(Saved data entries)
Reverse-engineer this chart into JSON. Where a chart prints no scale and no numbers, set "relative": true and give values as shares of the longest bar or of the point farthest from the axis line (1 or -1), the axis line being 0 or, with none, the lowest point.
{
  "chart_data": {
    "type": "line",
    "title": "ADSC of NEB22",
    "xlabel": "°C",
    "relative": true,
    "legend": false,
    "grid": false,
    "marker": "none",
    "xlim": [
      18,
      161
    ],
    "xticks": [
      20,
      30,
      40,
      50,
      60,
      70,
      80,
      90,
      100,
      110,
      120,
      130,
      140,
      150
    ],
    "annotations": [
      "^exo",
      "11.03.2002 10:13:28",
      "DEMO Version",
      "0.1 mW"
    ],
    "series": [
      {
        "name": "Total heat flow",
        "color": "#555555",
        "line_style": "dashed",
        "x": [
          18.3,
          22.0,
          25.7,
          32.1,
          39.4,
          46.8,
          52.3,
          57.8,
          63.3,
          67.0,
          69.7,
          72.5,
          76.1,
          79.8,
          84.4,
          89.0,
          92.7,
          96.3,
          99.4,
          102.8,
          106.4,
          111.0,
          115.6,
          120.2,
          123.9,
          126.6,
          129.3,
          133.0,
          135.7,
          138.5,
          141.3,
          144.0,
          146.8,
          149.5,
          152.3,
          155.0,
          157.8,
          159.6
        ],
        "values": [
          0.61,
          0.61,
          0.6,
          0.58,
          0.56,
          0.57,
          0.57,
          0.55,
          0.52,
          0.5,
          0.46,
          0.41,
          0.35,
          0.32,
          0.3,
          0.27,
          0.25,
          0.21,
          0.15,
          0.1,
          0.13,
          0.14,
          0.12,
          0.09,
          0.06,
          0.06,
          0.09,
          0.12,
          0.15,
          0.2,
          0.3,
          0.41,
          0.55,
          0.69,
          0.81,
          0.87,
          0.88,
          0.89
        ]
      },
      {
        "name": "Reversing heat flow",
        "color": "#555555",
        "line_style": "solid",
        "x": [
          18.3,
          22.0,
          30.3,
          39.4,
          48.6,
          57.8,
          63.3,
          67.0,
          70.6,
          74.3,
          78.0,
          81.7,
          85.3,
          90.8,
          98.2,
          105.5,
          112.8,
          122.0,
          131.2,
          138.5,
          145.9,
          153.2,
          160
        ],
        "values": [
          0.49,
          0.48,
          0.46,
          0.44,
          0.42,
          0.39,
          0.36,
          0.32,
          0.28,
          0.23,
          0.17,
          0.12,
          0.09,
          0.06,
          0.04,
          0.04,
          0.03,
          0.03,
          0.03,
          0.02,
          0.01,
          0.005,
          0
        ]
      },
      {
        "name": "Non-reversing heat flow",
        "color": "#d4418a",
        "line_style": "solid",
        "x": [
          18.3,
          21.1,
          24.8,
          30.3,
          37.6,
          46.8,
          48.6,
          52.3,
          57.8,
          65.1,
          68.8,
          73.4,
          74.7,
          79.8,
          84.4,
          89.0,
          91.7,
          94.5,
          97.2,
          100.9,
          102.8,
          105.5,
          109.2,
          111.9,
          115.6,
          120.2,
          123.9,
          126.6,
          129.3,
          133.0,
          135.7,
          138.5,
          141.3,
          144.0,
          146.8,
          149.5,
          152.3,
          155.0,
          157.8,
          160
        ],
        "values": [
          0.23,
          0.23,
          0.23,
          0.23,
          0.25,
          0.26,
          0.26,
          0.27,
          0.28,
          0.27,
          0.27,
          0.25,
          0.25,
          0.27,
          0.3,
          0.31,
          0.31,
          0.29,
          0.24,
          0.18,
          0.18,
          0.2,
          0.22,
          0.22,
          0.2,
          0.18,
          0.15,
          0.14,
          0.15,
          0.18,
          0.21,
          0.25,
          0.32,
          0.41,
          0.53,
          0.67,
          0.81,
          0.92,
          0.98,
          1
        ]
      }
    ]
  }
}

- WHAT THE TASK ASKS -
Copy every line of the entries above in which "relative" occurs.

- ANSWER BELOW -
Reverse-engineer this chart into JSON. Where a chart prints no scale and no numbers, set "relative": true and give values as shares of the longest bar or of the point farthest from the axis line (1 or -1), the axis line being 0 or, with none, the lowest point.
    "relative": true,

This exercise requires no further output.